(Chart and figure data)
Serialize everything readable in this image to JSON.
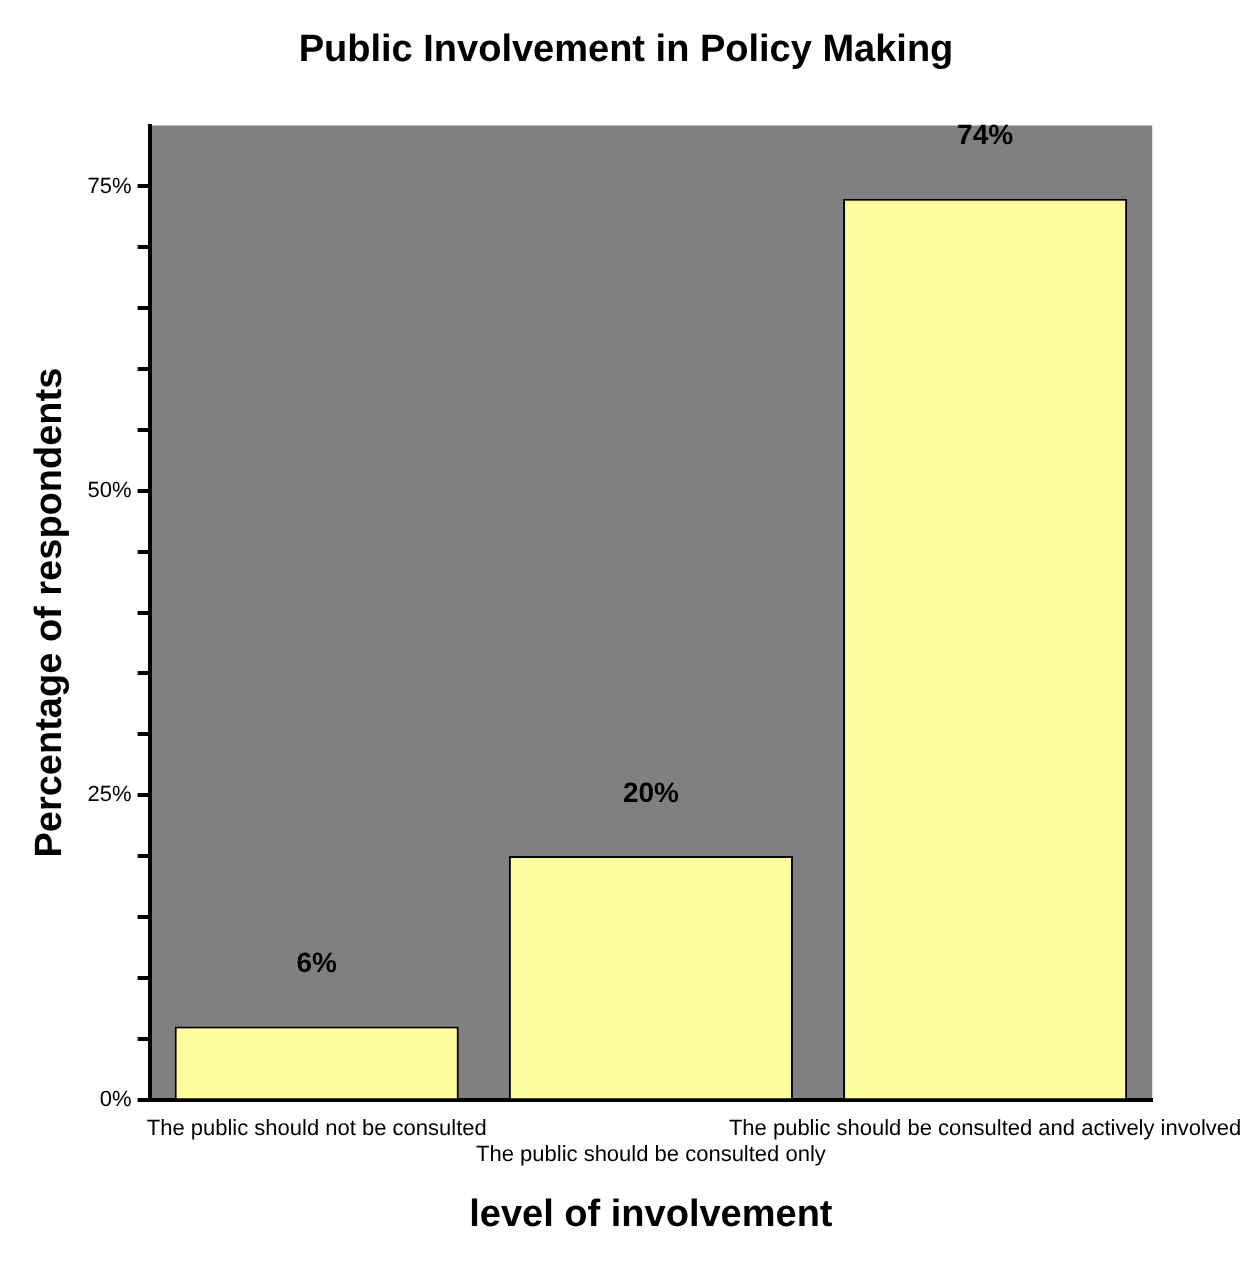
{
  "chart_data": {
    "type": "bar",
    "title": "Public Involvement in Policy Making",
    "xlabel": "level of involvement",
    "ylabel": "Percentage of respondents",
    "categories": [
      "The public should not be consulted",
      "The public should be consulted only",
      "The public should be consulted and actively involved"
    ],
    "values": [
      6,
      20,
      74
    ],
    "value_labels": [
      "6%",
      "20%",
      "74%"
    ],
    "color": "#ffffa0",
    "ylim": [
      0,
      80
    ],
    "yticks": [
      {
        "value": 0,
        "label": "0%"
      },
      {
        "value": 5,
        "label": null
      },
      {
        "value": 10,
        "label": null
      },
      {
        "value": 15,
        "label": null
      },
      {
        "value": 20,
        "label": null
      },
      {
        "value": 25,
        "label": "25%"
      },
      {
        "value": 30,
        "label": null
      },
      {
        "value": 35,
        "label": null
      },
      {
        "value": 40,
        "label": null
      },
      {
        "value": 45,
        "label": null
      },
      {
        "value": 50,
        "label": "50%"
      },
      {
        "value": 55,
        "label": null
      },
      {
        "value": 60,
        "label": null
      },
      {
        "value": 65,
        "label": null
      },
      {
        "value": 70,
        "label": null
      },
      {
        "value": 75,
        "label": "75%"
      }
    ],
    "grid": false,
    "legend": false
  }
}
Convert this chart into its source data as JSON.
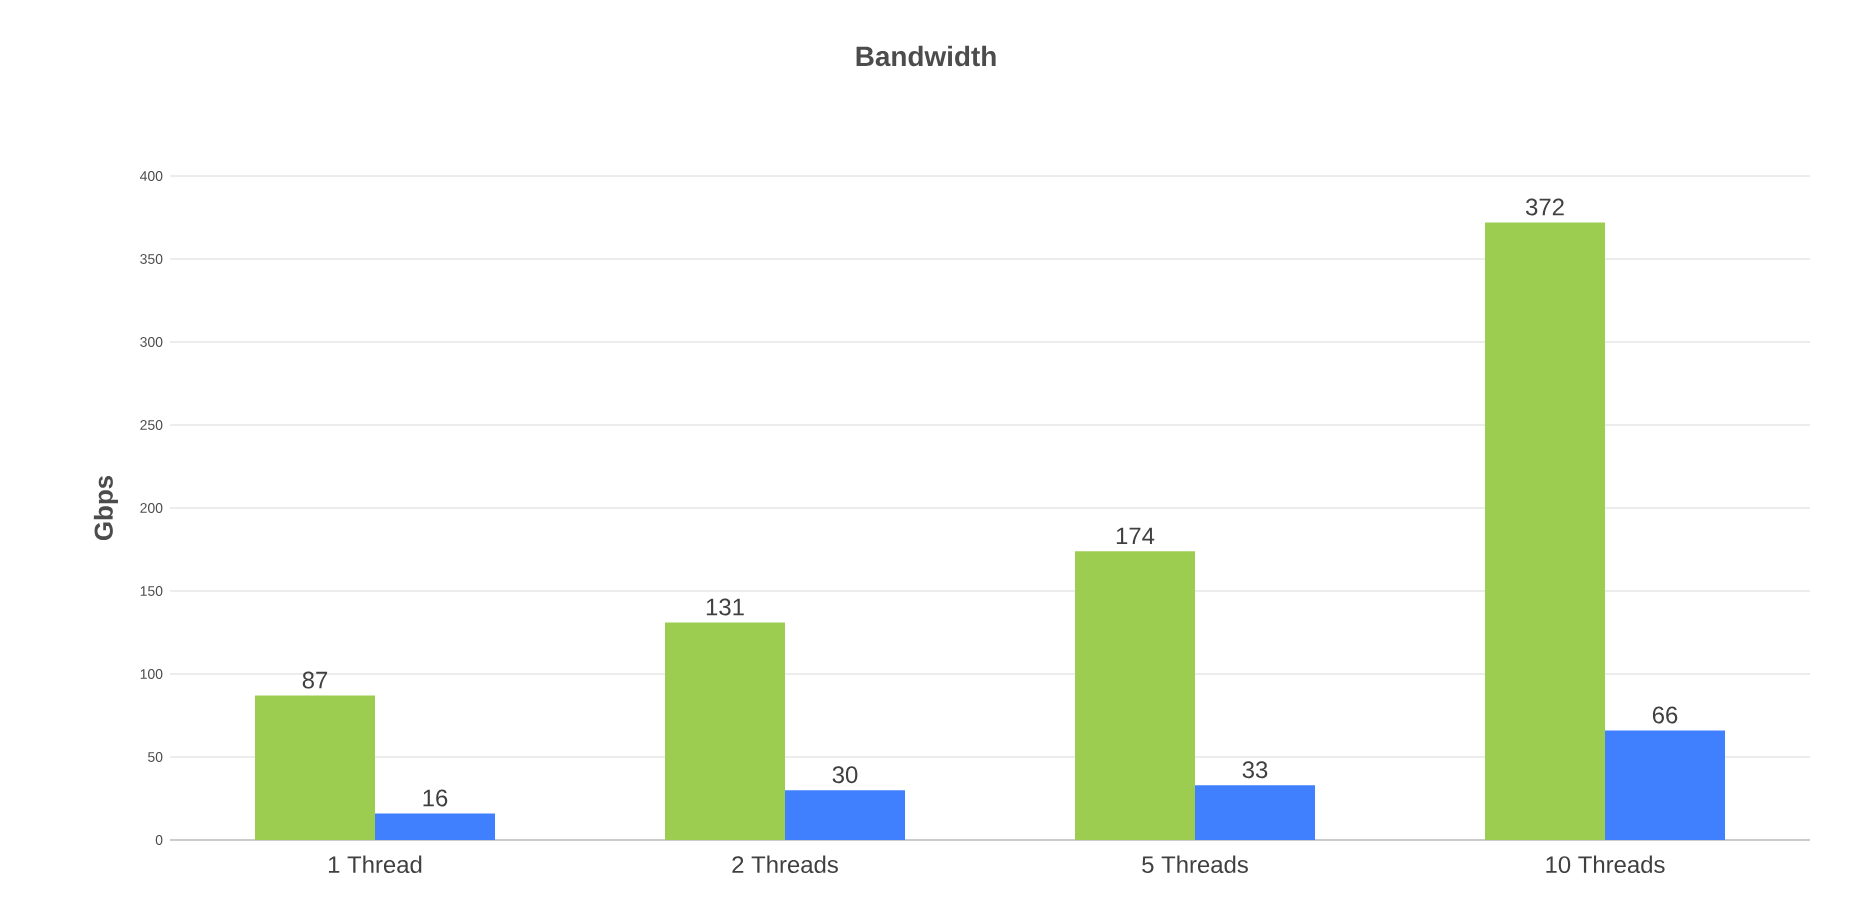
{
  "chart_data": {
    "type": "bar",
    "title": "Bandwidth",
    "ylabel": "Gbps",
    "categories": [
      "1 Thread",
      "2 Threads",
      "5 Threads",
      "10 Threads"
    ],
    "series": [
      {
        "color": "#9ccc50",
        "values": [
          87,
          131,
          174,
          372
        ]
      },
      {
        "color": "#4080ff",
        "values": [
          16,
          30,
          33,
          66
        ]
      }
    ],
    "ylim": [
      0,
      400
    ],
    "yticks": [
      0,
      50,
      100,
      150,
      200,
      250,
      300,
      350,
      400
    ],
    "grid": "y",
    "data_labels": true
  }
}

WHAT NEEDS TO BE DONE: Transcribe the whole listing exactly. Pictures stay out of your copy.

REPLY TO THE EXERCISE:
Serialize everything readable in this image to JSON.
{
  "chart_data": {
    "type": "bar",
    "title": "Public Involvement in Policy Making",
    "xlabel": "level of involvement",
    "ylabel": "Percentage of respondents",
    "categories": [
      "The public should not be consulted",
      "The public should be consulted only",
      "The public should be consulted and actively involved"
    ],
    "values": [
      6,
      20,
      74
    ],
    "value_labels": [
      "6%",
      "20%",
      "74%"
    ],
    "color": "#ffffa0",
    "ylim": [
      0,
      80
    ],
    "yticks": [
      {
        "value": 0,
        "label": "0%"
      },
      {
        "value": 5,
        "label": null
      },
      {
        "value": 10,
        "label": null
      },
      {
        "value": 15,
        "label": null
      },
      {
        "value": 20,
        "label": null
      },
      {
        "value": 25,
        "label": "25%"
      },
      {
        "value": 30,
        "label": null
      },
      {
        "value": 35,
        "label": null
      },
      {
        "value": 40,
        "label": null
      },
      {
        "value": 45,
        "label": null
      },
      {
        "value": 50,
        "label": "50%"
      },
      {
        "value": 55,
        "label": null
      },
      {
        "value": 60,
        "label": null
      },
      {
        "value": 65,
        "label": null
      },
      {
        "value": 70,
        "label": null
      },
      {
        "value": 75,
        "label": "75%"
      }
    ],
    "grid": false,
    "legend": false
  }
}
Convert this chart into its source data as JSON.
{
  "chart_data": {
    "type": "bar",
    "title": "Bandwidth",
    "ylabel": "Gbps",
    "categories": [
      "1 Thread",
      "2 Threads",
      "5 Threads",
      "10 Threads"
    ],
    "series": [
      {
        "color": "#9ccc50",
        "values": [
          87,
          131,
          174,
          372
        ]
      },
      {
        "color": "#4080ff",
        "values": [
          16,
          30,
          33,
          66
        ]
      }
    ],
    "ylim": [
      0,
      400
    ],
    "yticks": [
      0,
      50,
      100,
      150,
      200,
      250,
      300,
      350,
      400
    ],
    "grid": "y",
    "data_labels": true
  }
}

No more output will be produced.